**AIM OF THE TASK**
Please write the listing below out again exactly, leaving every picture behind.
[DATA EXTRACT start]
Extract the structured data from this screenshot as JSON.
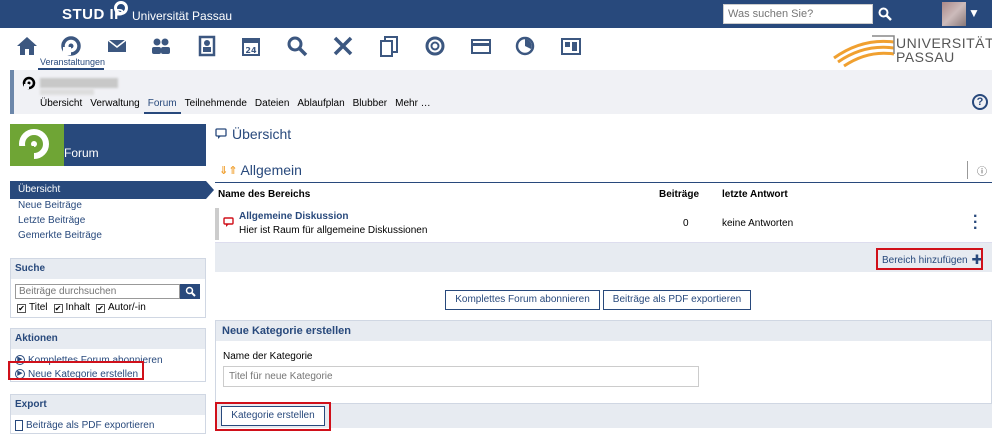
{
  "header": {
    "logo": "STUD IP",
    "university": "Universität Passau",
    "search_placeholder": "Was suchen Sie?"
  },
  "mainnav": {
    "active_label": "Veranstaltungen",
    "icons": [
      "home-icon",
      "seminar-icon",
      "mail-icon",
      "community-icon",
      "profile-icon",
      "calendar-icon",
      "search-icon",
      "tools-icon",
      "files-icon",
      "lifesaver-icon",
      "card-icon",
      "stats-icon",
      "dashboard-icon"
    ],
    "calendar_day": "24",
    "uni_logo_line1": "UNIVERSITÄT",
    "uni_logo_line2": "PASSAU"
  },
  "context": {
    "tabs": [
      "Übersicht",
      "Verwaltung",
      "Forum",
      "Teilnehmende",
      "Dateien",
      "Ablaufplan",
      "Blubber",
      "Mehr …"
    ],
    "active_tab": "Forum",
    "help": "?"
  },
  "sidebar": {
    "header_title": "Forum",
    "menu": [
      "Übersicht",
      "Neue Beiträge",
      "Letzte Beiträge",
      "Gemerkte Beiträge"
    ],
    "search_title": "Suche",
    "search_placeholder": "Beiträge durchsuchen",
    "checks": [
      "Titel",
      "Inhalt",
      "Autor/-in"
    ],
    "actions_title": "Aktionen",
    "actions": [
      "Komplettes Forum abonnieren",
      "Neue Kategorie erstellen"
    ],
    "export_title": "Export",
    "export_item": "Beiträge als PDF exportieren"
  },
  "content": {
    "title": "Übersicht",
    "category": "Allgemein",
    "info": "ⓘ",
    "columns": [
      "Name des Bereichs",
      "Beiträge",
      "letzte Antwort"
    ],
    "rows": [
      {
        "title": "Allgemeine Diskussion",
        "desc": "Hier ist Raum für allgemeine Diskussionen",
        "count": "0",
        "last": "keine Antworten"
      }
    ],
    "add_area": "Bereich hinzufügen",
    "btn_subscribe": "Komplettes Forum abonnieren",
    "btn_export": "Beiträge als PDF exportieren",
    "newcat_title": "Neue Kategorie erstellen",
    "newcat_label": "Name der Kategorie",
    "newcat_placeholder": "Titel für neue Kategorie",
    "btn_create": "Kategorie erstellen"
  },
  "colors": {
    "brand": "#28497c",
    "green": "#6fa535",
    "highlight": "#d0101a",
    "panel": "#e7ebf1"
  }
}
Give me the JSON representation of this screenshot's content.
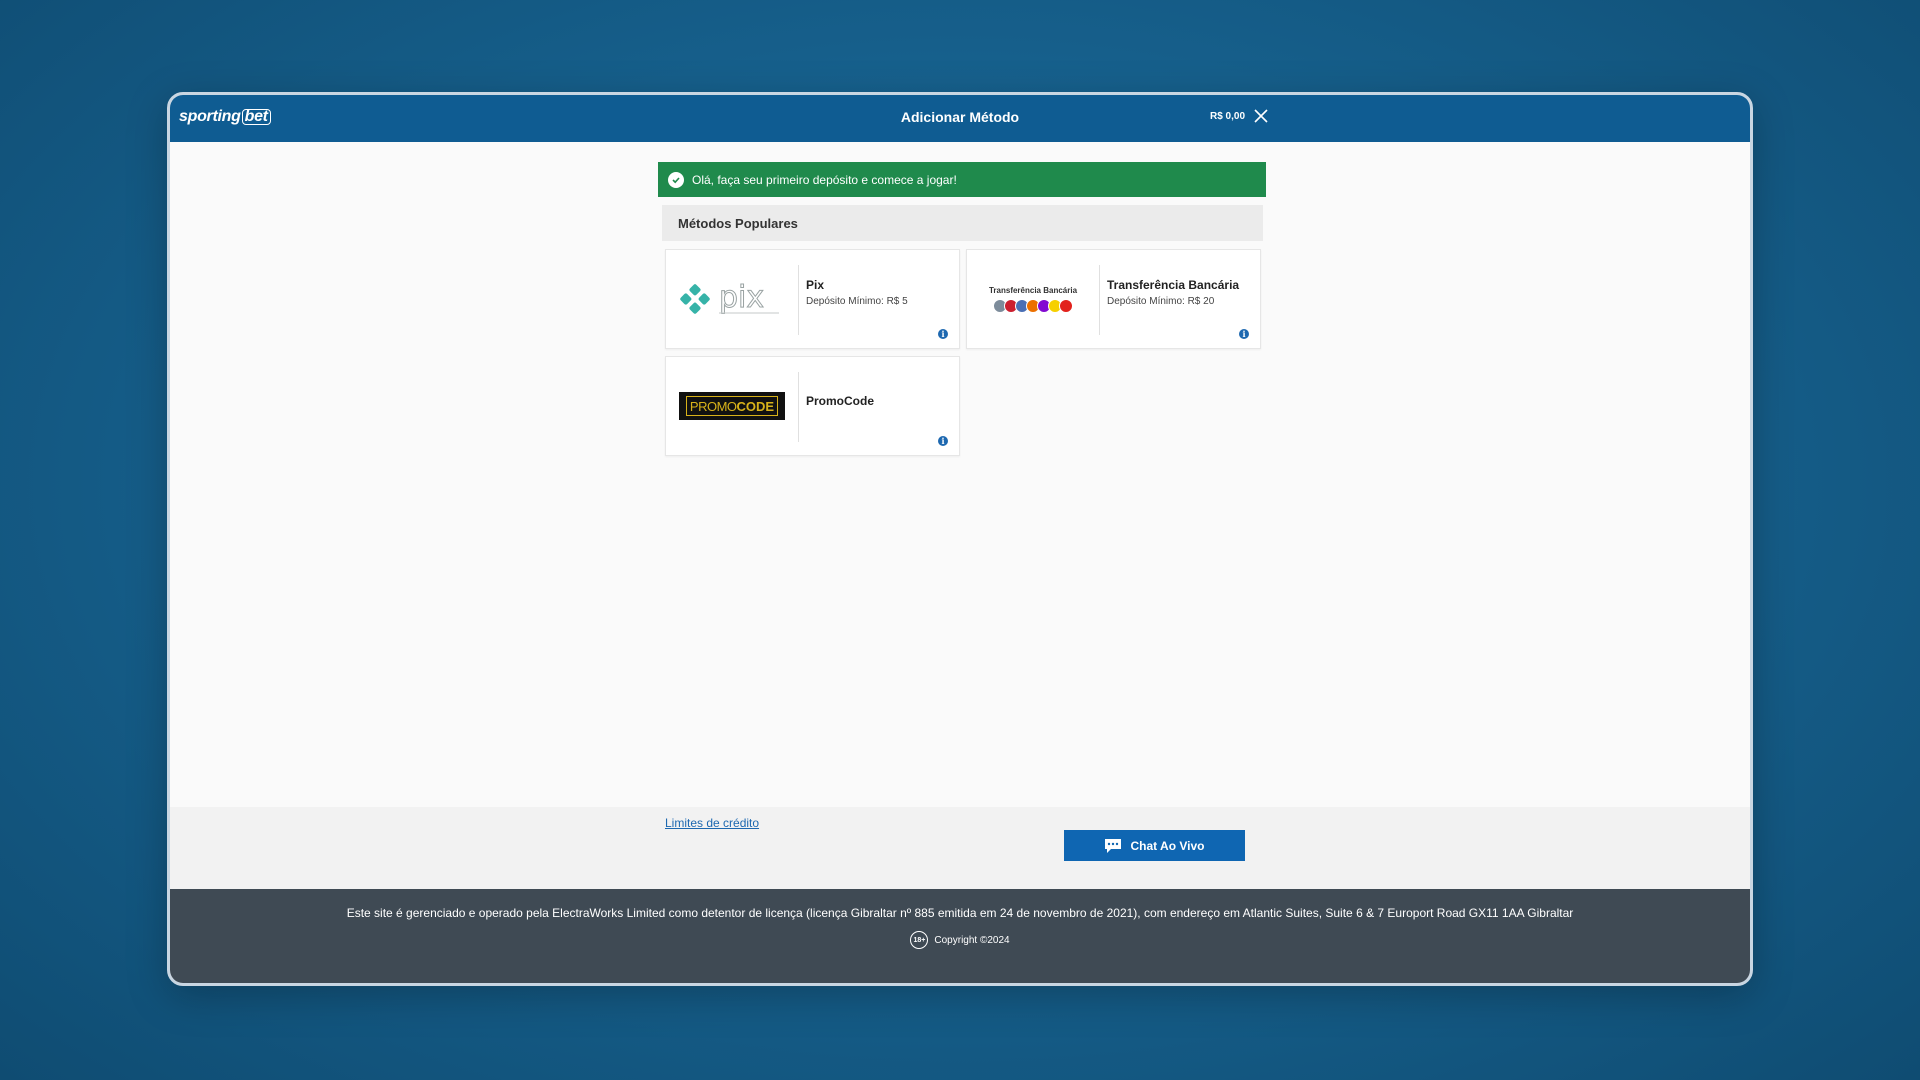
{
  "header": {
    "brand": "sporting",
    "brand_box": "bet",
    "title": "Adicionar Método",
    "balance": "R$ 0,00"
  },
  "banner": {
    "message": "Olá, faça seu primeiro depósito e comece a jogar!"
  },
  "section": {
    "title": "Métodos Populares"
  },
  "methods": [
    {
      "name": "Pix",
      "min": "Depósito Mínimo: R$ 5",
      "logo_text": "pix"
    },
    {
      "name": "Transferência Bancária",
      "min": "Depósito Mínimo: R$ 20",
      "logo_text": "Transferência Bancária"
    },
    {
      "name": "PromoCode",
      "min": "",
      "logo_text_1": "PROMO",
      "logo_text_2": "CODE"
    }
  ],
  "links": {
    "limits": "Limites de crédito"
  },
  "chat": {
    "label": "Chat Ao Vivo"
  },
  "legal": {
    "text": "Este site é gerenciado e operado pela ElectraWorks Limited como detentor de licença (licença Gibraltar nº 885 emitida em 24 de novembro de 2021), com endereço em Atlantic Suites, Suite 6 & 7 Europort Road GX11 1AA Gibraltar",
    "age": "18+",
    "copyright": "Copyright ©2024"
  },
  "colors": {
    "header": "#0f5c92",
    "success": "#1f8a4c",
    "primary": "#0f66b2",
    "footer": "#3f4a54"
  }
}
[DATA EXTRACT end]
**THE OUTPUT**
Extract the structured data from this screenshot as JSON.
{
  "header": {
    "logo": "STUD IP",
    "university": "Universität Passau",
    "search_placeholder": "Was suchen Sie?"
  },
  "mainnav": {
    "active_label": "Veranstaltungen",
    "icons": [
      "home-icon",
      "seminar-icon",
      "mail-icon",
      "community-icon",
      "profile-icon",
      "calendar-icon",
      "search-icon",
      "tools-icon",
      "files-icon",
      "lifesaver-icon",
      "card-icon",
      "stats-icon",
      "dashboard-icon"
    ],
    "calendar_day": "24",
    "uni_logo_line1": "UNIVERSITÄT",
    "uni_logo_line2": "PASSAU"
  },
  "context": {
    "tabs": [
      "Übersicht",
      "Verwaltung",
      "Forum",
      "Teilnehmende",
      "Dateien",
      "Ablaufplan",
      "Blubber",
      "Mehr …"
    ],
    "active_tab": "Forum",
    "help": "?"
  },
  "sidebar": {
    "header_title": "Forum",
    "menu": [
      "Übersicht",
      "Neue Beiträge",
      "Letzte Beiträge",
      "Gemerkte Beiträge"
    ],
    "search_title": "Suche",
    "search_placeholder": "Beiträge durchsuchen",
    "checks": [
      "Titel",
      "Inhalt",
      "Autor/-in"
    ],
    "actions_title": "Aktionen",
    "actions": [
      "Komplettes Forum abonnieren",
      "Neue Kategorie erstellen"
    ],
    "export_title": "Export",
    "export_item": "Beiträge als PDF exportieren"
  },
  "content": {
    "title": "Übersicht",
    "category": "Allgemein",
    "info": "ⓘ",
    "columns": [
      "Name des Bereichs",
      "Beiträge",
      "letzte Antwort"
    ],
    "rows": [
      {
        "title": "Allgemeine Diskussion",
        "desc": "Hier ist Raum für allgemeine Diskussionen",
        "count": "0",
        "last": "keine Antworten"
      }
    ],
    "add_area": "Bereich hinzufügen",
    "btn_subscribe": "Komplettes Forum abonnieren",
    "btn_export": "Beiträge als PDF exportieren",
    "newcat_title": "Neue Kategorie erstellen",
    "newcat_label": "Name der Kategorie",
    "newcat_placeholder": "Titel für neue Kategorie",
    "btn_create": "Kategorie erstellen"
  },
  "colors": {
    "brand": "#28497c",
    "green": "#6fa535",
    "highlight": "#d0101a",
    "panel": "#e7ebf1"
  }
}
Give me the JSON representation of this screenshot's content.
{
  "header": {
    "brand": "sporting",
    "brand_box": "bet",
    "title": "Adicionar Método",
    "balance": "R$ 0,00"
  },
  "banner": {
    "message": "Olá, faça seu primeiro depósito e comece a jogar!"
  },
  "section": {
    "title": "Métodos Populares"
  },
  "methods": [
    {
      "name": "Pix",
      "min": "Depósito Mínimo: R$ 5",
      "logo_text": "pix"
    },
    {
      "name": "Transferência Bancária",
      "min": "Depósito Mínimo: R$ 20",
      "logo_text": "Transferência Bancária"
    },
    {
      "name": "PromoCode",
      "min": "",
      "logo_text_1": "PROMO",
      "logo_text_2": "CODE"
    }
  ],
  "links": {
    "limits": "Limites de crédito"
  },
  "chat": {
    "label": "Chat Ao Vivo"
  },
  "legal": {
    "text": "Este site é gerenciado e operado pela ElectraWorks Limited como detentor de licença (licença Gibraltar nº 885 emitida em 24 de novembro de 2021), com endereço em Atlantic Suites, Suite 6 & 7 Europort Road GX11 1AA Gibraltar",
    "age": "18+",
    "copyright": "Copyright ©2024"
  },
  "colors": {
    "header": "#0f5c92",
    "success": "#1f8a4c",
    "primary": "#0f66b2",
    "footer": "#3f4a54"
  }
}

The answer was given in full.